*Exercise description:*
Take from the listing each line that has the string "dark".
___ Input material
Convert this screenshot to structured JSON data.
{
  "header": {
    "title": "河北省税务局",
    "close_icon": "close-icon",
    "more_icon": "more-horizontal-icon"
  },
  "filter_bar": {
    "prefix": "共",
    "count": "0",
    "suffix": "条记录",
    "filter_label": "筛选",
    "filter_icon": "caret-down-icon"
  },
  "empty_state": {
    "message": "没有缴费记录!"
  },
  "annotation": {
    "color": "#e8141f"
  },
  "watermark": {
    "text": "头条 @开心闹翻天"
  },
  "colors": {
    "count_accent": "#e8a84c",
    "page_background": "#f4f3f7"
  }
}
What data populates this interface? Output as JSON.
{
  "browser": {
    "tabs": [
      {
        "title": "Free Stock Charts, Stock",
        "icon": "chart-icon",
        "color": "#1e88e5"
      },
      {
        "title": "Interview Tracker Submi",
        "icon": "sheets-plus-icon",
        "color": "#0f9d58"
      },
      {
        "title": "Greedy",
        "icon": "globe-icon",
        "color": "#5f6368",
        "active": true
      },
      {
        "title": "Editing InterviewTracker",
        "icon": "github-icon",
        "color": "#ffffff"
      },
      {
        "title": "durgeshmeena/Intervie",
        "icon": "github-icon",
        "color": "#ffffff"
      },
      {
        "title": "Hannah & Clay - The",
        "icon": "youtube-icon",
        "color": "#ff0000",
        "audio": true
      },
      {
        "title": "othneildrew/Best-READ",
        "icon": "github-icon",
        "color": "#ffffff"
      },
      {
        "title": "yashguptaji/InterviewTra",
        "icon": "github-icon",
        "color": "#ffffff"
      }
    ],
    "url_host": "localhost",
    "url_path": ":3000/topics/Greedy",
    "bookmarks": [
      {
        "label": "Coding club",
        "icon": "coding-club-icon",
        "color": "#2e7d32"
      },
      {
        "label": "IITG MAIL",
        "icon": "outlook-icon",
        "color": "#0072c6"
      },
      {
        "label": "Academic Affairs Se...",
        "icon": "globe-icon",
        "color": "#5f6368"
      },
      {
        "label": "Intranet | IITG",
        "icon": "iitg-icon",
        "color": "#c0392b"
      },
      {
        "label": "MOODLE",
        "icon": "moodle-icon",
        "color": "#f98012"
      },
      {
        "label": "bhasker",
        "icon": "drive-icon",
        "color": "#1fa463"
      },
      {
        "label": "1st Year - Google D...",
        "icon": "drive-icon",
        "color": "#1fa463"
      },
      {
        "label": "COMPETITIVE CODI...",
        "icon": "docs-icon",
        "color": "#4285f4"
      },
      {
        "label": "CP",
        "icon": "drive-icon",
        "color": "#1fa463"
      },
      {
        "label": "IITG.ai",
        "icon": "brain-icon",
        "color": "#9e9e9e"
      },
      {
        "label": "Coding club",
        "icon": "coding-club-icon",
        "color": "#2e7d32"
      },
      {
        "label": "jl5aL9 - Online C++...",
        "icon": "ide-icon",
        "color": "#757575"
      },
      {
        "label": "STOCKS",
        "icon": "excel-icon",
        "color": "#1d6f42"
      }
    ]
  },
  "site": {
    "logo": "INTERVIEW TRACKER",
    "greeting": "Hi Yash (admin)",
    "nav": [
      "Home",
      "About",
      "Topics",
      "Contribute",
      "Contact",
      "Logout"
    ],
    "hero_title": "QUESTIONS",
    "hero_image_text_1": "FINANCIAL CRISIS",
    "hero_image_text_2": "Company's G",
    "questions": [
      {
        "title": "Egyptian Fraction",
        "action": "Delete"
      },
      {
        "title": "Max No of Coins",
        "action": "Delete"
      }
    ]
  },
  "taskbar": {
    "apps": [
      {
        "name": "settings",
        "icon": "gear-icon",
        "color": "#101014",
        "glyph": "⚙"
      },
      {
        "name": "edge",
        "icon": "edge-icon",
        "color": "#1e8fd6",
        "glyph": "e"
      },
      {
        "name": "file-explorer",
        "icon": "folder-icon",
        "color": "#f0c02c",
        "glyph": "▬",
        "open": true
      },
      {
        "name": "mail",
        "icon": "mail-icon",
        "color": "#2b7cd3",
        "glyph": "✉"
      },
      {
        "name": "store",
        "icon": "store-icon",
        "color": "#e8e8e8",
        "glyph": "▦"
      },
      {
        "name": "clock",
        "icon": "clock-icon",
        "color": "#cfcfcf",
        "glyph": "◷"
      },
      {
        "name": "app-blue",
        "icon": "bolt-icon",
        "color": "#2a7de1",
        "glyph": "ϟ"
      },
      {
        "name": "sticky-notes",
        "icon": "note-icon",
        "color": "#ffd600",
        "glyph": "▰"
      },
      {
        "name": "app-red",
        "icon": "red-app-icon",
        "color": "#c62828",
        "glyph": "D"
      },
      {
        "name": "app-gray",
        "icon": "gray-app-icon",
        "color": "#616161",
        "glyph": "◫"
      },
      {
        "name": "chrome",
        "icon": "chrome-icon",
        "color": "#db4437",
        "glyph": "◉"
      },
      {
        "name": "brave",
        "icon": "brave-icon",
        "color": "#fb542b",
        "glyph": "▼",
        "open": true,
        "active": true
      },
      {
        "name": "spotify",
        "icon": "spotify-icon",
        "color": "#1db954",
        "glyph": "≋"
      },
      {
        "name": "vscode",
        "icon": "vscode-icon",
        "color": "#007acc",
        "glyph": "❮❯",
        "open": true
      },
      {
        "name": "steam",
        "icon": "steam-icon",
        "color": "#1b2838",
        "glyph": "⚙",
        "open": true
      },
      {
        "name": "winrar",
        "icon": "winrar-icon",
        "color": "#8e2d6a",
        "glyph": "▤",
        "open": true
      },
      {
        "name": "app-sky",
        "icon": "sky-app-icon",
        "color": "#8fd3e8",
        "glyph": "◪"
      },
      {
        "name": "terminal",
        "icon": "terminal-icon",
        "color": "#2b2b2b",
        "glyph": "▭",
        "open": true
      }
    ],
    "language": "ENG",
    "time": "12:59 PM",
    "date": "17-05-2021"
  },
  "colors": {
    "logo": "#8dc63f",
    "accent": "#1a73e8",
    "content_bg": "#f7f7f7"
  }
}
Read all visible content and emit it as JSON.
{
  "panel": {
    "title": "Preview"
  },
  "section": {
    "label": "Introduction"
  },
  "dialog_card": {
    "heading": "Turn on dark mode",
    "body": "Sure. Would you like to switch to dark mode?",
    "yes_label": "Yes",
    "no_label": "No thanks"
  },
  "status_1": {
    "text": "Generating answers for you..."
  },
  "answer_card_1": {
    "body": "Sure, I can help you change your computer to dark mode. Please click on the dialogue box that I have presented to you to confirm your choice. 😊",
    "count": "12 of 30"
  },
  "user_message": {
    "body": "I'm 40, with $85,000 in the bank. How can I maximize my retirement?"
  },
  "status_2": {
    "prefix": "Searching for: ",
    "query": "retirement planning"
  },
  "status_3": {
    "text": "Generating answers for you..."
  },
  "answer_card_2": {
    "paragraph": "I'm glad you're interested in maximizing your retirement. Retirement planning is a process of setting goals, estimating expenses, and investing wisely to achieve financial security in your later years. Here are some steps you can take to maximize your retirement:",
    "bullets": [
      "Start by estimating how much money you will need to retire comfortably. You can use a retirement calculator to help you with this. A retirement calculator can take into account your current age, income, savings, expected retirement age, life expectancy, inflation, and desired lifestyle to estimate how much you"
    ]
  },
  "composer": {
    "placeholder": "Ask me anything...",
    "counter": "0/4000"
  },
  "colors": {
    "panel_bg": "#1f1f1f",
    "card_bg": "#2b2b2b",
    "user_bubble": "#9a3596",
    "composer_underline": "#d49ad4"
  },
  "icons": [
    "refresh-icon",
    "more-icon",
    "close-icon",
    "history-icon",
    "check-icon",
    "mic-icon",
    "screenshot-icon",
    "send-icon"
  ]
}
______
*Reply to the task:*
    "heading": "Turn on dark mode",
    "body": "Sure. Would you like to switch to dark mode?",
    "body": "Sure, I can help you change your computer to dark mode. Please click on the dialogue box that I have presented to you to confirm your choice. 😊",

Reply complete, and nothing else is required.